What is asked
Copy every line that holds "icon".

Dataset excerpts
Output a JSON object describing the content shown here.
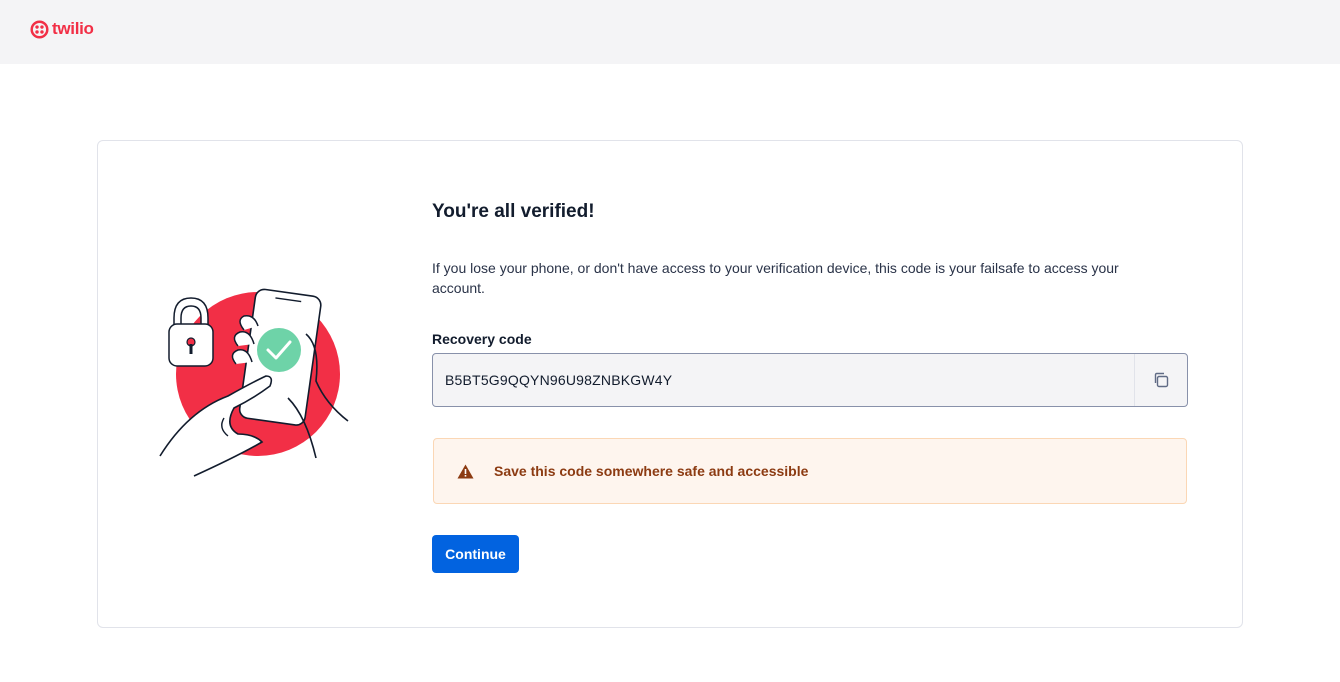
{
  "header": {
    "brand": "twilio",
    "logo_icon": "twilio-logo-icon"
  },
  "main": {
    "title": "You're all verified!",
    "description": "If you lose your phone, or don't have access to your verification device, this code is your failsafe to access your account.",
    "recovery_label": "Recovery code",
    "recovery_code": "B5BT5G9QQYN96U98ZNBKGW4Y",
    "copy_icon": "copy-icon",
    "warning_icon": "warning-triangle-icon",
    "warning_text": "Save this code somewhere safe and accessible",
    "continue_label": "Continue"
  },
  "colors": {
    "brand": "#f22f46",
    "primary_button": "#0263e0",
    "warning_bg": "#fef5ee",
    "warning_text": "#8c3b12",
    "check_green": "#6ed3a8"
  }
}
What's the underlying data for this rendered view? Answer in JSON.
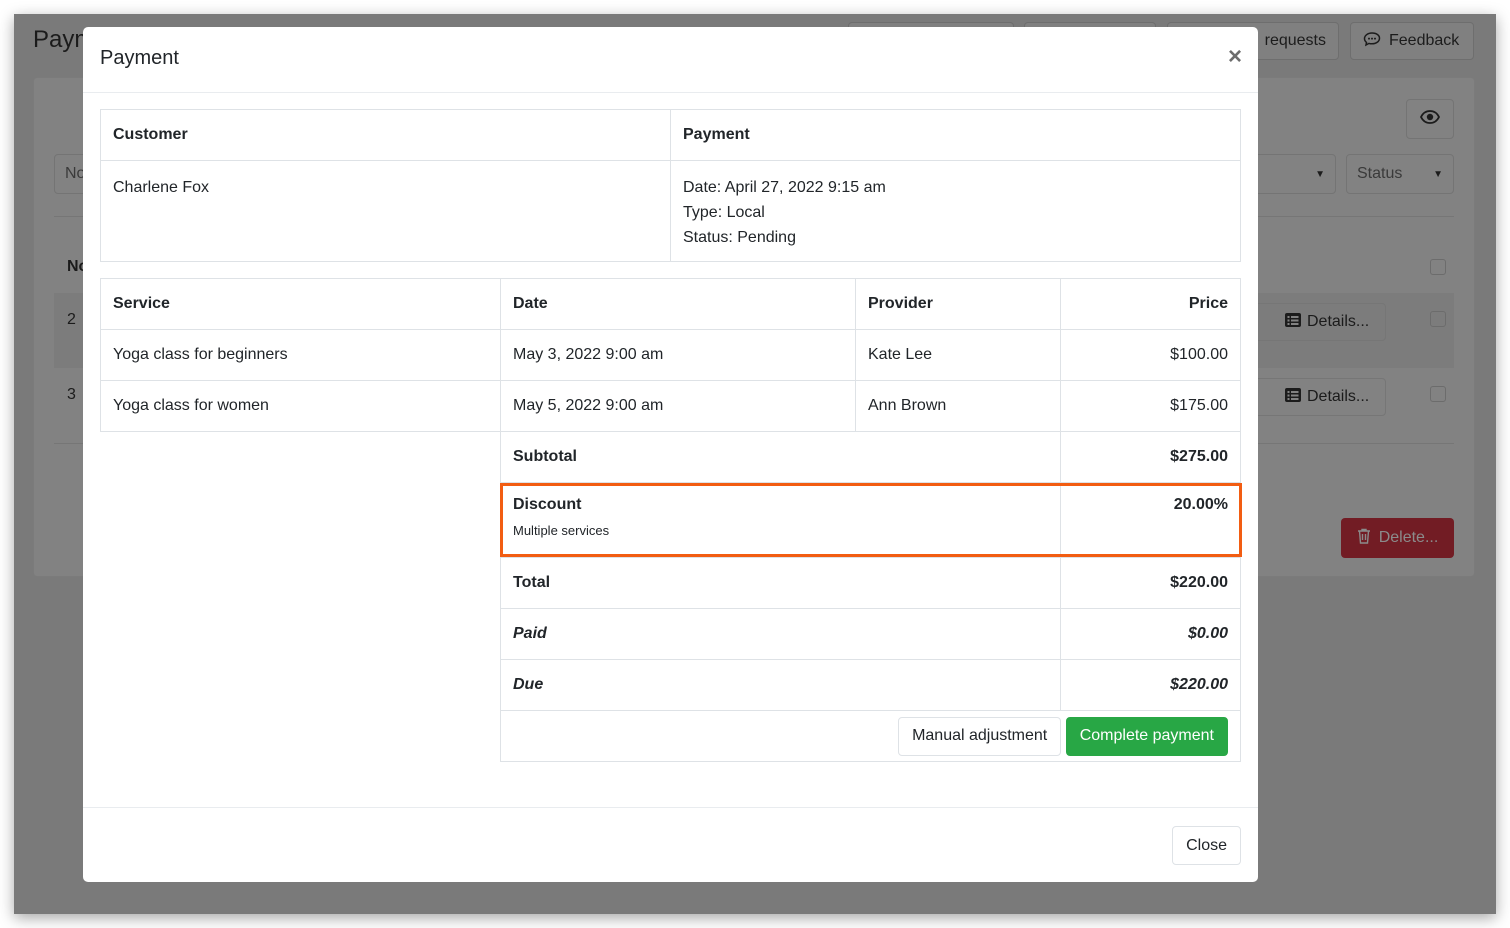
{
  "background": {
    "page_title": "Payments",
    "header_buttons": [
      {
        "label": "",
        "icon": ""
      },
      {
        "label": "",
        "icon": ""
      },
      {
        "label": "requests",
        "icon": ""
      },
      {
        "label": "Feedback",
        "icon": "chat-icon"
      }
    ],
    "filter_placeholder": "No",
    "status_select": "Status",
    "column_header": "No",
    "rows": [
      {
        "number": "2",
        "details_label": "Details..."
      },
      {
        "number": "3",
        "details_label": "Details..."
      }
    ],
    "delete_label": "Delete..."
  },
  "modal": {
    "title": "Payment",
    "close_symbol": "×",
    "info": {
      "customer_header": "Customer",
      "payment_header": "Payment",
      "customer_name": "Charlene Fox",
      "payment_date": "Date: April 27, 2022 9:15 am",
      "payment_type": "Type: Local",
      "payment_status": "Status: Pending"
    },
    "services": {
      "headers": [
        "Service",
        "Date",
        "Provider",
        "Price"
      ],
      "rows": [
        {
          "service": "Yoga class for beginners",
          "date": "May 3, 2022 9:00 am",
          "provider": "Kate Lee",
          "price": "$100.00"
        },
        {
          "service": "Yoga class for women",
          "date": "May 5, 2022 9:00 am",
          "provider": "Ann Brown",
          "price": "$175.00"
        }
      ]
    },
    "summary": {
      "subtotal_label": "Subtotal",
      "subtotal_value": "$275.00",
      "discount_label": "Discount",
      "discount_note": "Multiple services",
      "discount_value": "20.00%",
      "total_label": "Total",
      "total_value": "$220.00",
      "paid_label": "Paid",
      "paid_value": "$0.00",
      "due_label": "Due",
      "due_value": "$220.00"
    },
    "actions": {
      "manual_adjustment": "Manual adjustment",
      "complete_payment": "Complete payment"
    },
    "footer_close": "Close"
  },
  "colors": {
    "highlight": "#f25d12",
    "success": "#28a745",
    "danger": "#721c24"
  }
}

Written reply
    "logo_icon": "twilio-logo-icon"
    "copy_icon": "copy-icon",
    "warning_icon": "warning-triangle-icon",
        "icon": ""
        "icon": ""
        "icon": ""
        "icon": "chat-icon"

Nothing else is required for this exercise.